What the task asks -> Omit all pictures. Copy the rest of the material exactly.

Stored data:
· · · · ·
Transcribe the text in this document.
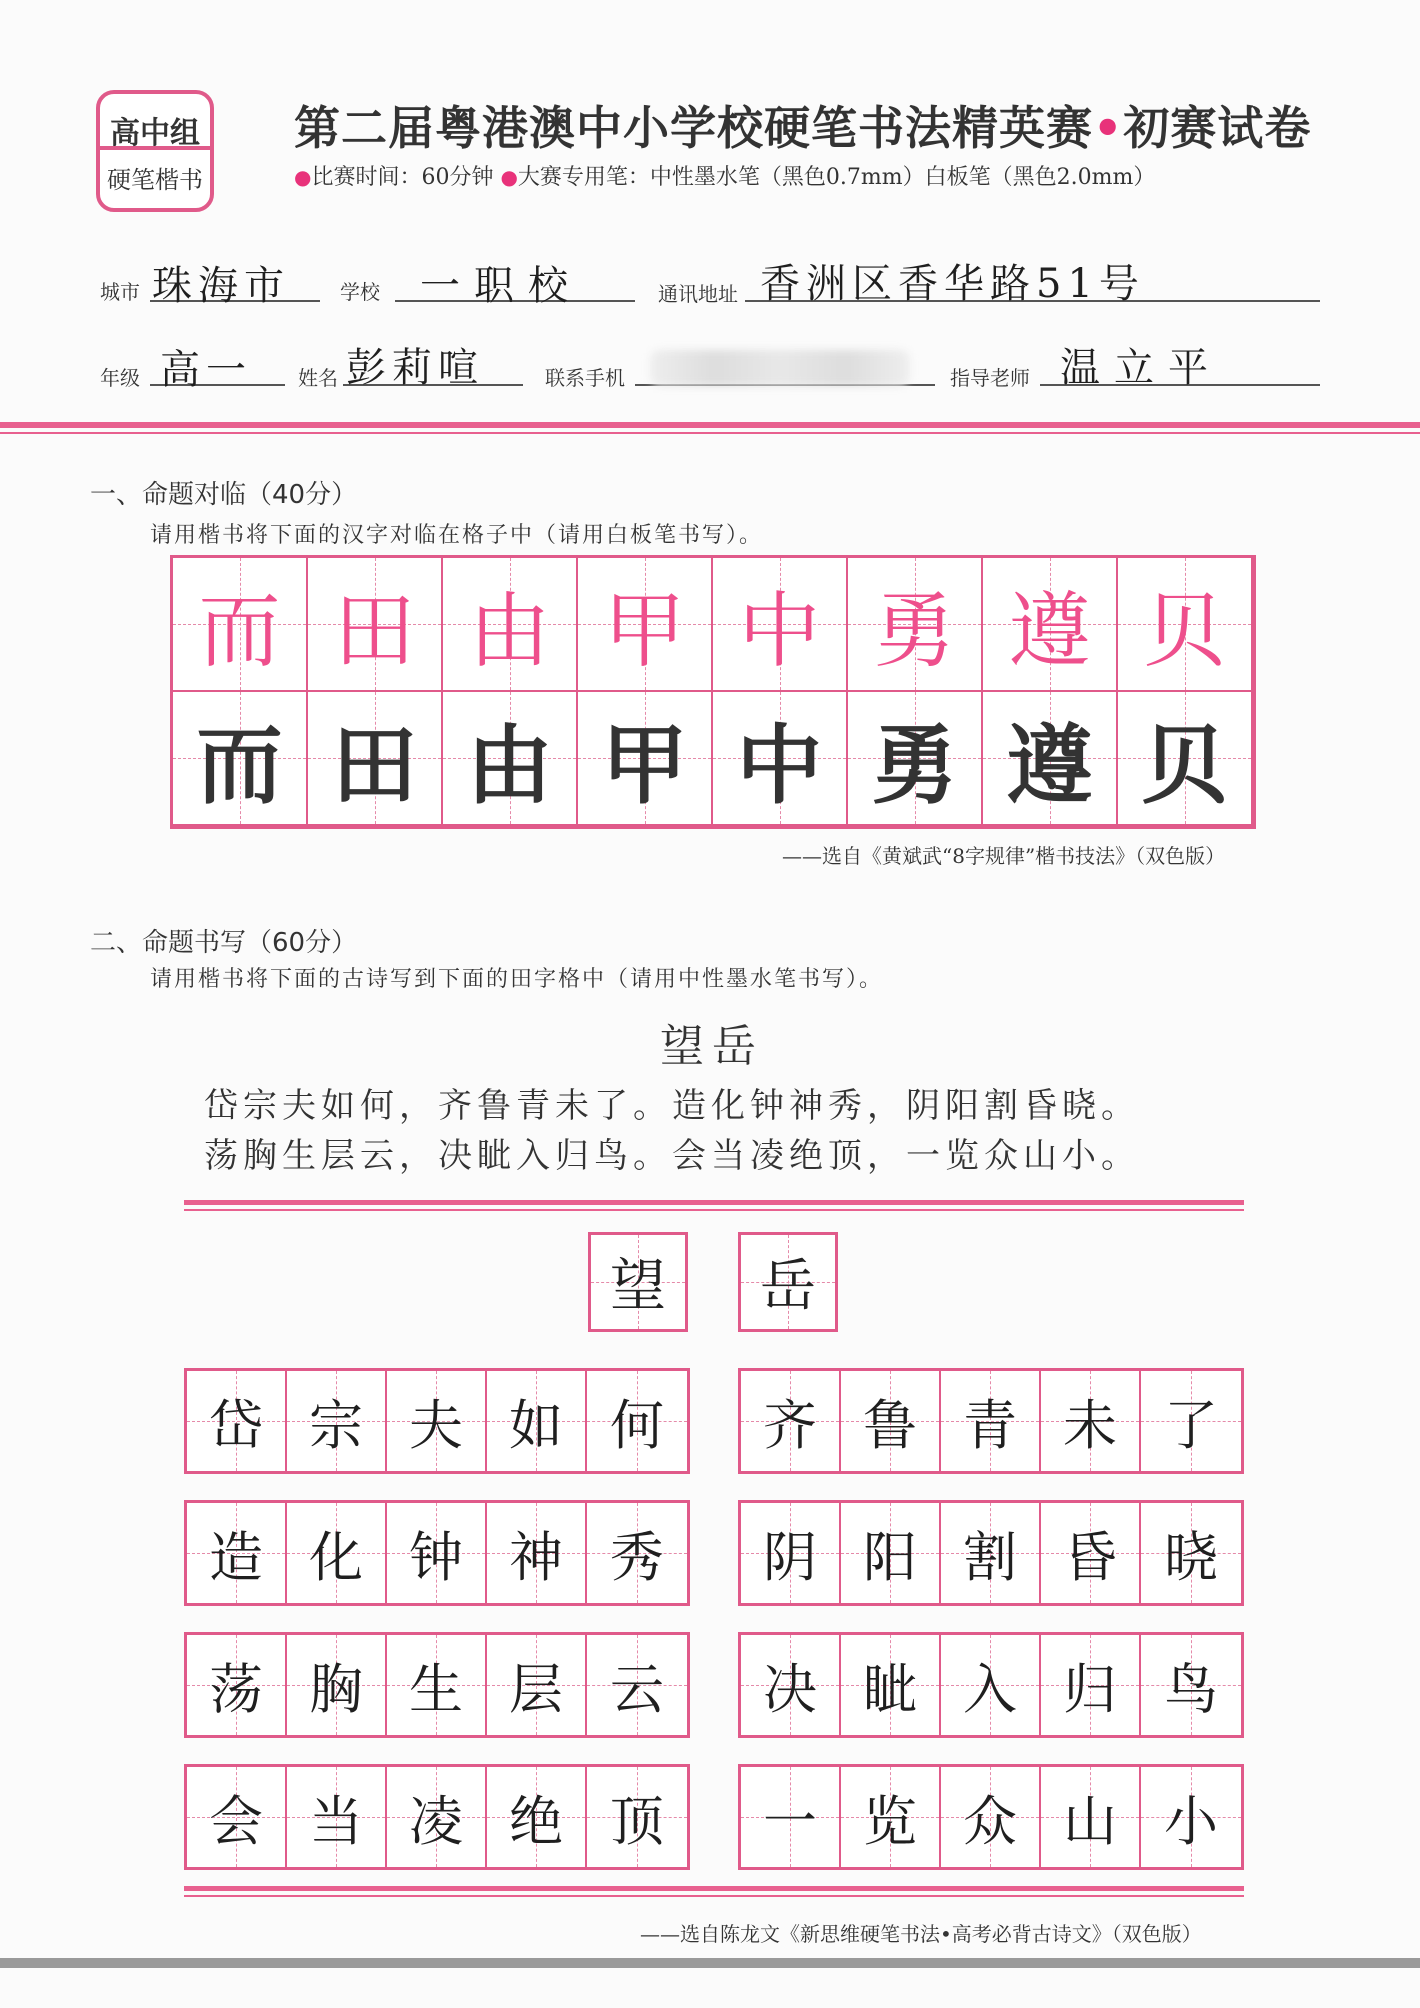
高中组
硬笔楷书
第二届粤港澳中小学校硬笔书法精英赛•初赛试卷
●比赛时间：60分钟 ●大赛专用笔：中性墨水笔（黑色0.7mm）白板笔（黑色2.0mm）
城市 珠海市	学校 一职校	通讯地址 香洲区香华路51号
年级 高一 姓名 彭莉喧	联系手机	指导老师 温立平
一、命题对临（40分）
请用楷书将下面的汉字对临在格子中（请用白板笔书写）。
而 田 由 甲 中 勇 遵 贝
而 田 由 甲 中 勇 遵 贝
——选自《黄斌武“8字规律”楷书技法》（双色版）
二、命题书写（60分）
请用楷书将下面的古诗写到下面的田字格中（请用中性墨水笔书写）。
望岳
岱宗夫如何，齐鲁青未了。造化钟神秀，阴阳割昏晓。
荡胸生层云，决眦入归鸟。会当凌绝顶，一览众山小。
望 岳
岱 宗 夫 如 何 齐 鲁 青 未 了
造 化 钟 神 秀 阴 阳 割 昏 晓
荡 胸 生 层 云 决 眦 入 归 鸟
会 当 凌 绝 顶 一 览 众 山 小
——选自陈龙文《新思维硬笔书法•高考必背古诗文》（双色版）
· · · · ·
Solution to this task ->
Transcribe the text in this document.
高中组
硬笔楷书
第二届粤港澳中小学校硬笔书法精英赛•初赛试卷
●比赛时间：60分钟 ●大赛专用笔：中性墨水笔（黑色0.7mm）白板笔（黑色2.0mm）
城市 珠海市	学校 一职校	通讯地址 香洲区香华路51号
年级 高一 姓名 彭莉喧	联系手机	指导老师 温立平
一、命题对临（40分）
请用楷书将下面的汉字对临在格子中（请用白板笔书写）。
而 田 由 甲 中 勇 遵 贝
而 田 由 甲 中 勇 遵 贝
——选自《黄斌武“8字规律”楷书技法》（双色版）
二、命题书写（60分）
请用楷书将下面的古诗写到下面的田字格中（请用中性墨水笔书写）。
望岳
岱宗夫如何，齐鲁青未了。造化钟神秀，阴阳割昏晓。
荡胸生层云，决眦入归鸟。会当凌绝顶，一览众山小。
望 岳
岱 宗 夫 如 何 齐 鲁 青 未 了
造 化 钟 神 秀 阴 阳 割 昏 晓
荡 胸 生 层 云 决 眦 入 归 鸟
会 当 凌 绝 顶 一 览 众 山 小
——选自陈龙文《新思维硬笔书法•高考必背古诗文》（双色版）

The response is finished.